----- Supplied records
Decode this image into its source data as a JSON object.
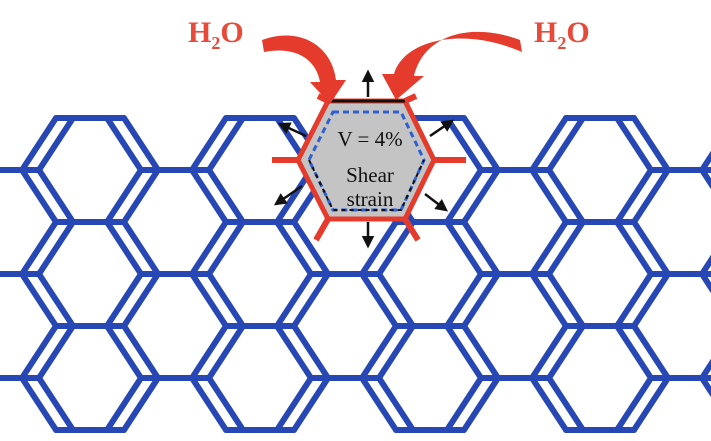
{
  "labels": {
    "water_left": "H",
    "water_left_sub": "2",
    "water_left_tail": "O",
    "water_right": "H",
    "water_right_sub": "2",
    "water_right_tail": "O",
    "volume_text": "V = 4%",
    "shear_line1": "Shear",
    "shear_line2": "strain"
  },
  "colors": {
    "lattice": "#2748b4",
    "water_arrow": "#e43b2c",
    "water_label": "#e84a3a",
    "expanded_cell_fill": "#c4c4c4",
    "expanded_cell_edge": "#e43b2c",
    "original_cell_outline": "#2f5fd0"
  }
}
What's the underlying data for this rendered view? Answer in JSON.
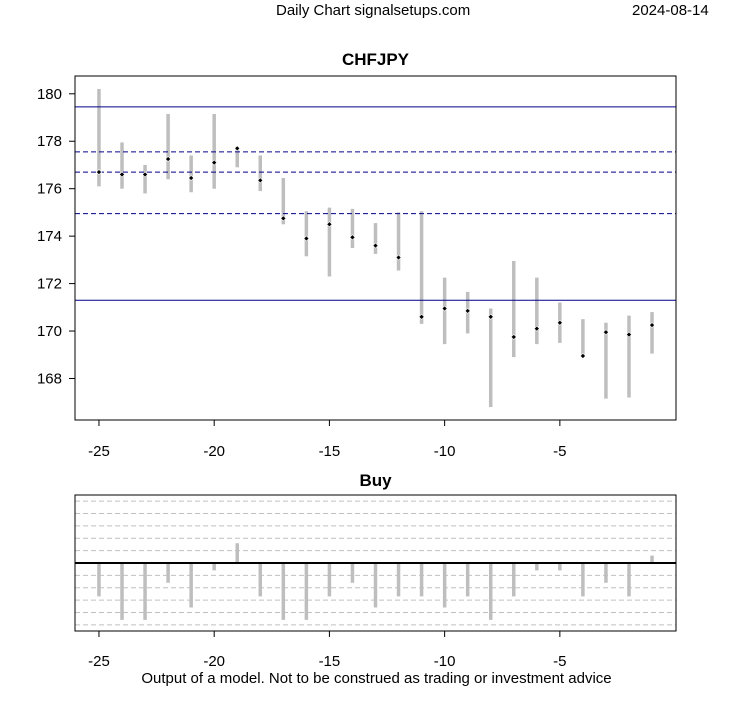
{
  "header": {
    "left_text": "Daily Chart signalsetups.com",
    "date": "2024-08-14",
    "footer": "Output of a model. Not to be construed as trading or investment advice"
  },
  "colors": {
    "bar": "#bebebe",
    "level_line": "#00008b",
    "grid": "#c0c0c0",
    "point": "#000000"
  },
  "chart_data": [
    {
      "type": "range_bar",
      "title": "CHFJPY",
      "xlim": [
        -26.04,
        0.04
      ],
      "ylim": [
        166.25,
        180.75
      ],
      "xticks": [
        -25,
        -20,
        -15,
        -10,
        -5
      ],
      "yticks": [
        168,
        170,
        172,
        174,
        176,
        178,
        180
      ],
      "solid_levels": [
        179.45,
        171.3
      ],
      "dashed_levels": [
        177.55,
        176.7,
        174.95
      ],
      "points": [
        {
          "x": -25,
          "low": 176.1,
          "high": 180.2,
          "close": 176.7
        },
        {
          "x": -24,
          "low": 176.0,
          "high": 177.95,
          "close": 176.6
        },
        {
          "x": -23,
          "low": 175.8,
          "high": 177.0,
          "close": 176.6
        },
        {
          "x": -22,
          "low": 176.4,
          "high": 179.15,
          "close": 177.25
        },
        {
          "x": -21,
          "low": 175.85,
          "high": 177.4,
          "close": 176.45
        },
        {
          "x": -20,
          "low": 176.0,
          "high": 179.15,
          "close": 177.1
        },
        {
          "x": -19,
          "low": 176.9,
          "high": 177.75,
          "close": 177.7
        },
        {
          "x": -18,
          "low": 175.9,
          "high": 177.4,
          "close": 176.35
        },
        {
          "x": -17,
          "low": 174.5,
          "high": 176.45,
          "close": 174.75
        },
        {
          "x": -16,
          "low": 173.15,
          "high": 175.05,
          "close": 173.9
        },
        {
          "x": -15,
          "low": 172.3,
          "high": 175.2,
          "close": 174.5
        },
        {
          "x": -14,
          "low": 173.5,
          "high": 175.15,
          "close": 173.95
        },
        {
          "x": -13,
          "low": 173.25,
          "high": 174.55,
          "close": 173.6
        },
        {
          "x": -12,
          "low": 172.55,
          "high": 175.0,
          "close": 173.1
        },
        {
          "x": -11,
          "low": 170.3,
          "high": 175.05,
          "close": 170.6
        },
        {
          "x": -10,
          "low": 169.45,
          "high": 172.25,
          "close": 170.95
        },
        {
          "x": -9,
          "low": 169.9,
          "high": 171.65,
          "close": 170.85
        },
        {
          "x": -8,
          "low": 166.8,
          "high": 170.95,
          "close": 170.6
        },
        {
          "x": -7,
          "low": 168.9,
          "high": 172.95,
          "close": 169.75
        },
        {
          "x": -6,
          "low": 169.45,
          "high": 172.25,
          "close": 170.1
        },
        {
          "x": -5,
          "low": 169.5,
          "high": 171.2,
          "close": 170.35
        },
        {
          "x": -4,
          "low": 168.95,
          "high": 170.5,
          "close": 168.95
        },
        {
          "x": -3,
          "low": 167.15,
          "high": 170.35,
          "close": 169.95
        },
        {
          "x": -2,
          "low": 167.2,
          "high": 170.65,
          "close": 169.85
        },
        {
          "x": -1,
          "low": 169.05,
          "high": 170.8,
          "close": 170.25
        }
      ]
    },
    {
      "type": "bar",
      "title": "Buy",
      "xlim": [
        -26.04,
        0.04
      ],
      "ylim": [
        -5.5,
        5.5
      ],
      "xticks": [
        -25,
        -20,
        -15,
        -10,
        -5
      ],
      "grid_y": [
        -5,
        -4,
        -3,
        -2,
        -1,
        1,
        2,
        3,
        4,
        5
      ],
      "baseline": 0,
      "points": [
        {
          "x": -25,
          "value": -2.7
        },
        {
          "x": -24,
          "value": -4.6
        },
        {
          "x": -23,
          "value": -4.6
        },
        {
          "x": -22,
          "value": -1.6
        },
        {
          "x": -21,
          "value": -3.6
        },
        {
          "x": -20,
          "value": -0.6
        },
        {
          "x": -19,
          "value": 1.6
        },
        {
          "x": -18,
          "value": -2.7
        },
        {
          "x": -17,
          "value": -4.6
        },
        {
          "x": -16,
          "value": -4.6
        },
        {
          "x": -15,
          "value": -2.7
        },
        {
          "x": -14,
          "value": -1.6
        },
        {
          "x": -13,
          "value": -3.6
        },
        {
          "x": -12,
          "value": -2.7
        },
        {
          "x": -11,
          "value": -2.7
        },
        {
          "x": -10,
          "value": -3.6
        },
        {
          "x": -9,
          "value": -2.7
        },
        {
          "x": -8,
          "value": -4.6
        },
        {
          "x": -7,
          "value": -2.7
        },
        {
          "x": -6,
          "value": -0.6
        },
        {
          "x": -5,
          "value": -0.6
        },
        {
          "x": -4,
          "value": -2.7
        },
        {
          "x": -3,
          "value": -1.6
        },
        {
          "x": -2,
          "value": -2.7
        },
        {
          "x": -1,
          "value": 0.6
        }
      ]
    }
  ]
}
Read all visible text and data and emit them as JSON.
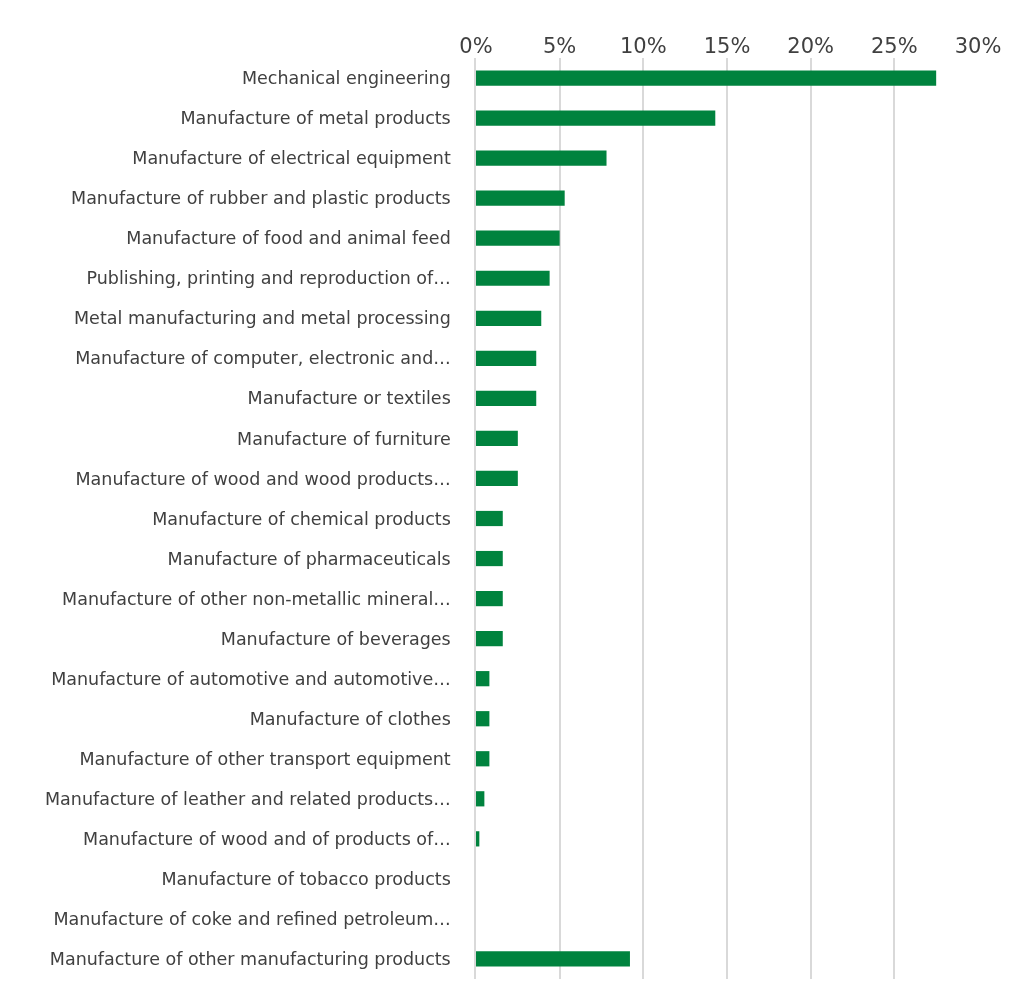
----------
Go through the listing above and work out how many lines contain the string "this". Reply with the number alone.

2